=== Material provided ===

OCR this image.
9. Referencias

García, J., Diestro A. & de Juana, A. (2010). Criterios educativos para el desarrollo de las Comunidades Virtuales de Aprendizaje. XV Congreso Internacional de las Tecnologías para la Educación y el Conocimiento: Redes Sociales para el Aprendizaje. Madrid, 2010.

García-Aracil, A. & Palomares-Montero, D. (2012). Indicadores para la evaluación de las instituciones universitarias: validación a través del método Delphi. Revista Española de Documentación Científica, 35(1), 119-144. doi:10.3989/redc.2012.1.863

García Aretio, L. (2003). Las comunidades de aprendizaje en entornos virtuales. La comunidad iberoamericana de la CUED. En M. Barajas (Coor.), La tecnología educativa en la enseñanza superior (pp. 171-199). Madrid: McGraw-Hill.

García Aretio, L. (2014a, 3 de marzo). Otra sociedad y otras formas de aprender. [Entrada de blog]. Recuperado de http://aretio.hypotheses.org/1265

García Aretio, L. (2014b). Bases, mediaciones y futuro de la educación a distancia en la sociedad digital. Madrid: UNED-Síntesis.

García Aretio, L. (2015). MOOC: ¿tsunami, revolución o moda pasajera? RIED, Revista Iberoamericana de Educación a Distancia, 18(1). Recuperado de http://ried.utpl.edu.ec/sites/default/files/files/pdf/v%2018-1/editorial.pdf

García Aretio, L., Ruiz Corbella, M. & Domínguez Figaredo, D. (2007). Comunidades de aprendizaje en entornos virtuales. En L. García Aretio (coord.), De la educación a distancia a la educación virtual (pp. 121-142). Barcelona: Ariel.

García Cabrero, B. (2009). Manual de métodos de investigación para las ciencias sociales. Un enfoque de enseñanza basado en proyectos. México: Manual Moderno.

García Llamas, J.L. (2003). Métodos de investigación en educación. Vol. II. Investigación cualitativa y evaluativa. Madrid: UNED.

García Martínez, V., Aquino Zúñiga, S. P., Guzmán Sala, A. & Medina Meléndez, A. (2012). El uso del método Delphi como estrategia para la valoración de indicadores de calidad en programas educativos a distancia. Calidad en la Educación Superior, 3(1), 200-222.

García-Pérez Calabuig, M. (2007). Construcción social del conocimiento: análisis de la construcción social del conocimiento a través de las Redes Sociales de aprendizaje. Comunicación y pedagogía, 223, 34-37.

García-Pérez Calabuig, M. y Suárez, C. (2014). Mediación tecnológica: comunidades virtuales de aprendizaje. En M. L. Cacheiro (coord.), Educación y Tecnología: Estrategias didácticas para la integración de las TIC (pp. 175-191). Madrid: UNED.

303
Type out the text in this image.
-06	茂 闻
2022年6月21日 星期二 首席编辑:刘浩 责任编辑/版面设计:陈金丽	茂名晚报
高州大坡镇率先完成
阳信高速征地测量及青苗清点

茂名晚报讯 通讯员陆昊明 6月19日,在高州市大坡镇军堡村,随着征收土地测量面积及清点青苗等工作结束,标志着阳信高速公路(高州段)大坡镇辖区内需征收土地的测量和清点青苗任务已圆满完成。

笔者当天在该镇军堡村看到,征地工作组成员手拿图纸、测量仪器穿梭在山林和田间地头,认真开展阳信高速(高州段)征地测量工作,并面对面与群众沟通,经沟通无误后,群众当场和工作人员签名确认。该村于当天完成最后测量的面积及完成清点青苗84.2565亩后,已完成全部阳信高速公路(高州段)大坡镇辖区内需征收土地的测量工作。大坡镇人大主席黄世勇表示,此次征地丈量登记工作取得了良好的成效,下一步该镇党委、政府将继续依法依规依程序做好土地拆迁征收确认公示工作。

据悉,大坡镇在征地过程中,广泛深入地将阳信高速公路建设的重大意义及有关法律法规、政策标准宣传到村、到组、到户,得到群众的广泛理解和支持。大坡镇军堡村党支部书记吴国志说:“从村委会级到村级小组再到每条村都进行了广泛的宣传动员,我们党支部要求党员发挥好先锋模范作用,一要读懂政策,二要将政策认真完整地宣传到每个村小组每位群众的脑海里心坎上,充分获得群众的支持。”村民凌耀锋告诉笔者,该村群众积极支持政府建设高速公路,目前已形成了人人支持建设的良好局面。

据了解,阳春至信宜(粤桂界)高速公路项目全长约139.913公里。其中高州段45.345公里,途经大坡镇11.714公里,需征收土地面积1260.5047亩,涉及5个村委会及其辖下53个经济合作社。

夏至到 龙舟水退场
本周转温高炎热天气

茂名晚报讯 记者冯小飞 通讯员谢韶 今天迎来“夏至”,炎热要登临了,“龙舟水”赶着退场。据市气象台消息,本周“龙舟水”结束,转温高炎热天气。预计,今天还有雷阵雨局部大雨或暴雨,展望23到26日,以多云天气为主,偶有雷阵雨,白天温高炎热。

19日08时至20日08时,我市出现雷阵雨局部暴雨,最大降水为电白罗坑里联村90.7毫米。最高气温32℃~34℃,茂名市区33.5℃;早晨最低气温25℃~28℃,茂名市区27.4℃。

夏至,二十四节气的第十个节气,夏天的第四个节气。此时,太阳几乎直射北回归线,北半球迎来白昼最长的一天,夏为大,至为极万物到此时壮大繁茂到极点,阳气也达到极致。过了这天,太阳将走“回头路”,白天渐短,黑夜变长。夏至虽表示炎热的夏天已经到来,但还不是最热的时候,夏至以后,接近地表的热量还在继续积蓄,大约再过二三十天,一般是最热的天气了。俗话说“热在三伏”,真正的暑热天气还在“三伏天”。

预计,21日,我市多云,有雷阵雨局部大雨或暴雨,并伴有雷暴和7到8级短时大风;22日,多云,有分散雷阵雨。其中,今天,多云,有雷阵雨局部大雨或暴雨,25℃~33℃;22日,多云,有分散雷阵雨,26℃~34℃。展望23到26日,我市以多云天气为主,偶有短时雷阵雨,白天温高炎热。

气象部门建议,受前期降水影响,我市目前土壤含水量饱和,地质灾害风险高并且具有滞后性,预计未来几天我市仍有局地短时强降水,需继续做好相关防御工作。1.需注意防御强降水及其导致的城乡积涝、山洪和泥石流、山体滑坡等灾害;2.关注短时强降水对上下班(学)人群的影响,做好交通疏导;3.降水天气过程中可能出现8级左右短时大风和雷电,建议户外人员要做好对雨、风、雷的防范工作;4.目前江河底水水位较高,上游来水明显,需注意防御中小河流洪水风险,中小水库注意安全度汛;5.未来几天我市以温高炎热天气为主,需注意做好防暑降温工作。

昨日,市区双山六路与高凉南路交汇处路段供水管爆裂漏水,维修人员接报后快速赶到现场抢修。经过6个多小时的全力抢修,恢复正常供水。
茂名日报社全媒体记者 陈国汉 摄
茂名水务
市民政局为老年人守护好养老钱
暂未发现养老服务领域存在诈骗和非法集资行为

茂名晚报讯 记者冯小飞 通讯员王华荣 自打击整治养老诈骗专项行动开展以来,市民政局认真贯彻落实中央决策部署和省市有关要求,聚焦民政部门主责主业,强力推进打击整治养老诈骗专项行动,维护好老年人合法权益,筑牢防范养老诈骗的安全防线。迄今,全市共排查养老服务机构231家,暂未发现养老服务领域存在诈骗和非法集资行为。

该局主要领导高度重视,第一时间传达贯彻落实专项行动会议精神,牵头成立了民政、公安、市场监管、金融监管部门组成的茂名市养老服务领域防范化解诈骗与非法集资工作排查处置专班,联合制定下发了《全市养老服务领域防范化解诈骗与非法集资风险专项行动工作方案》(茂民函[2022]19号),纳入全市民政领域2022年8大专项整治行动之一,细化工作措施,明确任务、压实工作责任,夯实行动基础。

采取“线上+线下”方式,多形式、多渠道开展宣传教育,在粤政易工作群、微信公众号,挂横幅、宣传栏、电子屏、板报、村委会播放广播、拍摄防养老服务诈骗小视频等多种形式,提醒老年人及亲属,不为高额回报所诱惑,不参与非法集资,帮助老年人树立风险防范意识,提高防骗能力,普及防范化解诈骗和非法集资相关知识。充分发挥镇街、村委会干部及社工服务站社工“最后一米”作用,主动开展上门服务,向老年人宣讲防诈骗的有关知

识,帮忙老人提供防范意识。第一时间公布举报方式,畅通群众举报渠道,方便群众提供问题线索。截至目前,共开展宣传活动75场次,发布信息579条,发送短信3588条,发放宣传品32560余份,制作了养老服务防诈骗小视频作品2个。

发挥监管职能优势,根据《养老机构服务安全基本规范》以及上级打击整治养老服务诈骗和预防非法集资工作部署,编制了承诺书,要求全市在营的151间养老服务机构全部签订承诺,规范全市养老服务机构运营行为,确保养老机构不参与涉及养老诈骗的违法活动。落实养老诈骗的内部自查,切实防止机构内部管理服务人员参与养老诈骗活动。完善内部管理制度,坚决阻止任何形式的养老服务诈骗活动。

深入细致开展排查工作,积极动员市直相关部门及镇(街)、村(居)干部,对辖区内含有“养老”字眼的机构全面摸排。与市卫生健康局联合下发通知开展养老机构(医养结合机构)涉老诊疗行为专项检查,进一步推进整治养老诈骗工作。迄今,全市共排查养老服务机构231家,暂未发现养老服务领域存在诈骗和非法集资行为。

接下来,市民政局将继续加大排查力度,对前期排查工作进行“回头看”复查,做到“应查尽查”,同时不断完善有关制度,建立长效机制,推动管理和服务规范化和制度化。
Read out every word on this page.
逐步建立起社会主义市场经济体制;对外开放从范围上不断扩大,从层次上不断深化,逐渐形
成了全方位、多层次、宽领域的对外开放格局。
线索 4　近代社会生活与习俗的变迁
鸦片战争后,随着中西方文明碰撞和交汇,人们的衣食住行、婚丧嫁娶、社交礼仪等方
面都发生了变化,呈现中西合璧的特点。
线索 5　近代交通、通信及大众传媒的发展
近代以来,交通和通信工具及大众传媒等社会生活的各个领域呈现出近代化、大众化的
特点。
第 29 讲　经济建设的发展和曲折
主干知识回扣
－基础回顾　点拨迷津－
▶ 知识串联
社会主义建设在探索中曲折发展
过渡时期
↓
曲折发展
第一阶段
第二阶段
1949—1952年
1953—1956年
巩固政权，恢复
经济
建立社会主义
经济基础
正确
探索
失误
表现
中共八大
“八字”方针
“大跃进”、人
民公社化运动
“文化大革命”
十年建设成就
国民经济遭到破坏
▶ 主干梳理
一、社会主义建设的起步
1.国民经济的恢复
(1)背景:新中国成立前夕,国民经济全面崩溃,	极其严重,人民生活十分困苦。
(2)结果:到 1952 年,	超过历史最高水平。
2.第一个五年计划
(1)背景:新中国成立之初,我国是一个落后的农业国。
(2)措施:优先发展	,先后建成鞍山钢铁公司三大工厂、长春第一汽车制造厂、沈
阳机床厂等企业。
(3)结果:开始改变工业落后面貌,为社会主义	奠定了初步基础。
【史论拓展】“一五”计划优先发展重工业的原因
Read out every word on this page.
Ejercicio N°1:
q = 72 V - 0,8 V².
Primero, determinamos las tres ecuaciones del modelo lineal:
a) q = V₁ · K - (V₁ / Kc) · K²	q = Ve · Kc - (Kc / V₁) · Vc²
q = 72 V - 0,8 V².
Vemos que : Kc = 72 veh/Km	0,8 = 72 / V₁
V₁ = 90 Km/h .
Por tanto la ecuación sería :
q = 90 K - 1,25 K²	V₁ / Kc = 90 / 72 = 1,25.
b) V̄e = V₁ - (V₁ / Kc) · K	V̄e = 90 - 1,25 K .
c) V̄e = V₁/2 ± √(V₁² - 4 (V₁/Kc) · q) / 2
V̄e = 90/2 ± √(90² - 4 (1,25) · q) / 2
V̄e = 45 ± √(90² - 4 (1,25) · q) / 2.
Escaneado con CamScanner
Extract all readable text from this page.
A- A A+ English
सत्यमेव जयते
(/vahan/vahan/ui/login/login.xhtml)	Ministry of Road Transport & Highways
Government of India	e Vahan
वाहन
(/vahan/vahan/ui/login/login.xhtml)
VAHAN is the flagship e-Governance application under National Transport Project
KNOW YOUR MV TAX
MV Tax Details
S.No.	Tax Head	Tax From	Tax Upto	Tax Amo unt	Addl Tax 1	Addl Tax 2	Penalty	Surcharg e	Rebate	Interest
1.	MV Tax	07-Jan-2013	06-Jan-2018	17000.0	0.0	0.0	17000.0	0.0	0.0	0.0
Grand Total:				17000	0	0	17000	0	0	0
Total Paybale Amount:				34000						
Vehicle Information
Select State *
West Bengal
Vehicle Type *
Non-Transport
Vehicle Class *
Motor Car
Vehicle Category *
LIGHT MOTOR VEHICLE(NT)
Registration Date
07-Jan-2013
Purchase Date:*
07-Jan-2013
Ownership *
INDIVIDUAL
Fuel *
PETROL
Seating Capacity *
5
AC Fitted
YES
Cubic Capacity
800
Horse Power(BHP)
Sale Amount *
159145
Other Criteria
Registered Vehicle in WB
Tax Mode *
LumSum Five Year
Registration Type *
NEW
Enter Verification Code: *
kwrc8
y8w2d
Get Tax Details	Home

===

Written task - Pick out every line above that contains the word "Redes" and copy it.

Full answer -
García, J., Diestro A. & de Juana, A. (2010). Criterios educativos para el desarrollo de las Comunidades Virtuales de Aprendizaje. XV Congreso Internacional de las Tecnologías para la Educación y el Conocimiento: Redes Sociales para el Aprendizaje. Madrid, 2010.
García-Pérez Calabuig, M. (2007). Construcción social del conocimiento: análisis de la construcción social del conocimiento a través de las Redes Sociales de aprendizaje. Comunicación y pedagogía, 223, 34-37.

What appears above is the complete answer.